**What the task requires**
Keep only those lines of the records that include the string "content".

Chart and figure data:
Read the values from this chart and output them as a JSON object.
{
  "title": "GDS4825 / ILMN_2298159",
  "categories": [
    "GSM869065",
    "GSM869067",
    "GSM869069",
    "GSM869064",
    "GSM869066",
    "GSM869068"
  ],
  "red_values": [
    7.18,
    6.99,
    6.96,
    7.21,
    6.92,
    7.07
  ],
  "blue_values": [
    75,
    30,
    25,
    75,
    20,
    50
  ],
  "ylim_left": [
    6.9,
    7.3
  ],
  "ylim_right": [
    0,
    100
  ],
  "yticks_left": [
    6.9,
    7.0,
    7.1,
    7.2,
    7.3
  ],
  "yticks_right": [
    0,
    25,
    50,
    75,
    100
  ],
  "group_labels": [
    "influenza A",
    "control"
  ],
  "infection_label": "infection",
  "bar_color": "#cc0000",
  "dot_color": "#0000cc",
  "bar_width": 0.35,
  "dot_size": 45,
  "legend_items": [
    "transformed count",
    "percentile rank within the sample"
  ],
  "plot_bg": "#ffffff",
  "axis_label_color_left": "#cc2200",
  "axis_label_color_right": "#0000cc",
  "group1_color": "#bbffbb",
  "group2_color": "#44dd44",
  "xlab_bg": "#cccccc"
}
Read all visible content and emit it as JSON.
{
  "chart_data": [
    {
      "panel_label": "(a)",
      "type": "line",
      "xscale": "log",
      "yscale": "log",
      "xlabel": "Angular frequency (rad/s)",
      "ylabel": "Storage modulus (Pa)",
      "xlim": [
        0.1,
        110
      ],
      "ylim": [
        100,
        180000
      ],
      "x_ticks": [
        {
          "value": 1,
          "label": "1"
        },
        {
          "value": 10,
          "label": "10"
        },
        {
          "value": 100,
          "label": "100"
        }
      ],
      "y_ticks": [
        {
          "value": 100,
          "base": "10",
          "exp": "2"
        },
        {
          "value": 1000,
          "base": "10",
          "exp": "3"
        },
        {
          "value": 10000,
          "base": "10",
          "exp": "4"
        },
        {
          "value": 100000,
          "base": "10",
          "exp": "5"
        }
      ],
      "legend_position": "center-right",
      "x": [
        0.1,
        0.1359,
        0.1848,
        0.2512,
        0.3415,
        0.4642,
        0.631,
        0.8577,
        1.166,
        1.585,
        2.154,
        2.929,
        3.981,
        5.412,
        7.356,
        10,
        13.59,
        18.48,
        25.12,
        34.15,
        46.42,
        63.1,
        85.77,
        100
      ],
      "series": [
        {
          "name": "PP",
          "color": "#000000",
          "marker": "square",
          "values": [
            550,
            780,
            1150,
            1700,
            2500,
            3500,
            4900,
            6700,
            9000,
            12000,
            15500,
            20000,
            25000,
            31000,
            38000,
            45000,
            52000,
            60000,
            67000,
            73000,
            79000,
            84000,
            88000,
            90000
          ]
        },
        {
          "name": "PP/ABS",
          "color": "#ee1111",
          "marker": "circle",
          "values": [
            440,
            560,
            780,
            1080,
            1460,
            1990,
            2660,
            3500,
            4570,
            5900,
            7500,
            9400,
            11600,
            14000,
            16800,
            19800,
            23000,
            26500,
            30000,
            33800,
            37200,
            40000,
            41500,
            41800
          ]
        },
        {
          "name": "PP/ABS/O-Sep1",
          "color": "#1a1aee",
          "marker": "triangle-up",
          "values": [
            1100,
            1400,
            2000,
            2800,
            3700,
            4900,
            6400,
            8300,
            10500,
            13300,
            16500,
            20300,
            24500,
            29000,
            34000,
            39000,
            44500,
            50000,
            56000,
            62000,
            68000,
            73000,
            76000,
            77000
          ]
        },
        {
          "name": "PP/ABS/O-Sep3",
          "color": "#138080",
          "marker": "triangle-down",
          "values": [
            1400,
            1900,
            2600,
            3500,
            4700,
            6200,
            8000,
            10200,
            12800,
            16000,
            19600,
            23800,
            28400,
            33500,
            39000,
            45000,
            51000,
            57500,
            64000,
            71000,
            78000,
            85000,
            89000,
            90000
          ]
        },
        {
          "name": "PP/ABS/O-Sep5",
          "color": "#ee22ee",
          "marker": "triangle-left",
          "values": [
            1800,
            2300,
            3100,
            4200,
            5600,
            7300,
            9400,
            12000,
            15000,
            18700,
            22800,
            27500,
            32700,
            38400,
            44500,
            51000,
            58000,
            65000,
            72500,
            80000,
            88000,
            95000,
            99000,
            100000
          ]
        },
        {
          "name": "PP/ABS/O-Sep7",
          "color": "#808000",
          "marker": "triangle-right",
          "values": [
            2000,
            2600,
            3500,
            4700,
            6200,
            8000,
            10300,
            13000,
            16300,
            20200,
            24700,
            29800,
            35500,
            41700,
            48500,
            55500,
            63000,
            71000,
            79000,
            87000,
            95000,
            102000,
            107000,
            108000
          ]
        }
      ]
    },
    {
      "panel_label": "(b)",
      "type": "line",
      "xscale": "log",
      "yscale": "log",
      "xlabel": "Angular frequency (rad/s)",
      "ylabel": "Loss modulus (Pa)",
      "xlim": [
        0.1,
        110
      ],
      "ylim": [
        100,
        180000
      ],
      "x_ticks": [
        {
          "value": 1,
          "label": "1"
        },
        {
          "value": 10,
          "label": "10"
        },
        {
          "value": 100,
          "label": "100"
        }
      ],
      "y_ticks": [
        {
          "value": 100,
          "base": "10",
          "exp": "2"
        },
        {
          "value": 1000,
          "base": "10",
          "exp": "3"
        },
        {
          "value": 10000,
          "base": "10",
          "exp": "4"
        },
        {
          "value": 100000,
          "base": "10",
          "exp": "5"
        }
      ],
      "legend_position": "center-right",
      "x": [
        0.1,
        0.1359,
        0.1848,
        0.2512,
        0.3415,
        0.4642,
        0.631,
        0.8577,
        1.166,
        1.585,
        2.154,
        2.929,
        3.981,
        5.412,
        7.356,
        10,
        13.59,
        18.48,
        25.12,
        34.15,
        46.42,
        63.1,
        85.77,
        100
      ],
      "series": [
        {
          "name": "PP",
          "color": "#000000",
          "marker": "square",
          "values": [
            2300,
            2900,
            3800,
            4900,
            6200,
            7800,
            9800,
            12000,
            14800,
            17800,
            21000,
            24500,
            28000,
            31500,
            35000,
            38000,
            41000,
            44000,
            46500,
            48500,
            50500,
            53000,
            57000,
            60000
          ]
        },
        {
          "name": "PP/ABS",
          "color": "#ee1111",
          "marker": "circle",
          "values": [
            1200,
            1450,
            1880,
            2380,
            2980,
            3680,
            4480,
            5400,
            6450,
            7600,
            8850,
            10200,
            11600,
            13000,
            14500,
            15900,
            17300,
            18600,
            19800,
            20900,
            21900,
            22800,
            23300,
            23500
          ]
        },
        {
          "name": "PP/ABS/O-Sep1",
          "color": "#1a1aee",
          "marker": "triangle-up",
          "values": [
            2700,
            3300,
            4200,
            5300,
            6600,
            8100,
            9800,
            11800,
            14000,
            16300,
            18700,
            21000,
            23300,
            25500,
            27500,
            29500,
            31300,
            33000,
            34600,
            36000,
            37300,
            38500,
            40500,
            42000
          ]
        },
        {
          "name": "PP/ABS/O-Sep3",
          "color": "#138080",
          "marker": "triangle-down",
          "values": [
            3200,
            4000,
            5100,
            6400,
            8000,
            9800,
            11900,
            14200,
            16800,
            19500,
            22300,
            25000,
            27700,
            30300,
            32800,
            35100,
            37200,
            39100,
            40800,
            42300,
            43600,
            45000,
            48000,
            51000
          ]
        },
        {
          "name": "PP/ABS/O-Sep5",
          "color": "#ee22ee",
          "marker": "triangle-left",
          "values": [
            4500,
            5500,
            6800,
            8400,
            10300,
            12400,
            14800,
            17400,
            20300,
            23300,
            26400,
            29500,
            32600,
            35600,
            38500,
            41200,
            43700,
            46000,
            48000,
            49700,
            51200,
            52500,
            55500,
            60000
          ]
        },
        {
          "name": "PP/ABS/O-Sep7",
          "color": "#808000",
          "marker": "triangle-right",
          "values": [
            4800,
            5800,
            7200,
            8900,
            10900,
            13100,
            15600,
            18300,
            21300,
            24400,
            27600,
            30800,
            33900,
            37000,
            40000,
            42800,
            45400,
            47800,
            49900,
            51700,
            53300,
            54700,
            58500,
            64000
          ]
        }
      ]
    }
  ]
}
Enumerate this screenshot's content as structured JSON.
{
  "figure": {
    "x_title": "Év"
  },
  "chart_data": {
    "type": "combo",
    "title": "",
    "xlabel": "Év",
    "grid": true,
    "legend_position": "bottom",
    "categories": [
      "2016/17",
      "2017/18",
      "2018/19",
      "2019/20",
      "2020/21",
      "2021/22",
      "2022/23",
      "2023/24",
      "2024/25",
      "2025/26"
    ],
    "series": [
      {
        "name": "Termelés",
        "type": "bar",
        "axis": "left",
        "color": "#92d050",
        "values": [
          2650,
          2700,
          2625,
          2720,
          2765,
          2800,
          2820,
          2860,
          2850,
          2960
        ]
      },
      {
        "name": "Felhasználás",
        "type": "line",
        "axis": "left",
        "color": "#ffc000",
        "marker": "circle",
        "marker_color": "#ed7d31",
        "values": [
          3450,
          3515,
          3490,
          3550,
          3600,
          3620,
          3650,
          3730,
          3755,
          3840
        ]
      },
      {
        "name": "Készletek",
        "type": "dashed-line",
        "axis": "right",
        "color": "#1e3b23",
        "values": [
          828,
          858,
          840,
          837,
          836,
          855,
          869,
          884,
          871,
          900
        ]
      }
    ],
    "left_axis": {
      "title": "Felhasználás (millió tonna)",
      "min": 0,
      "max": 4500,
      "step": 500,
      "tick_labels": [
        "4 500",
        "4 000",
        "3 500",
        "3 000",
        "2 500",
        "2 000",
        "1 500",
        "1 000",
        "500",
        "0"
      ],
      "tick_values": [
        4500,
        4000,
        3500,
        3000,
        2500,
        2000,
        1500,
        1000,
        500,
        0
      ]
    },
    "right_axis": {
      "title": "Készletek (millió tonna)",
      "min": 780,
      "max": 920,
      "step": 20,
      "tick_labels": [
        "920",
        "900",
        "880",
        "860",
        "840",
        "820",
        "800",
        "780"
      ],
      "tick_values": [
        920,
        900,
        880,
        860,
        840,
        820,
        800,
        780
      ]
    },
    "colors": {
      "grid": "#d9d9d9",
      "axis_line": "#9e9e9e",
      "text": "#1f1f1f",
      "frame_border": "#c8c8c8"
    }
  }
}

**Output for this exercise**
Read all visible content and emit it as JSON.
Enumerate this screenshot's content as structured JSON.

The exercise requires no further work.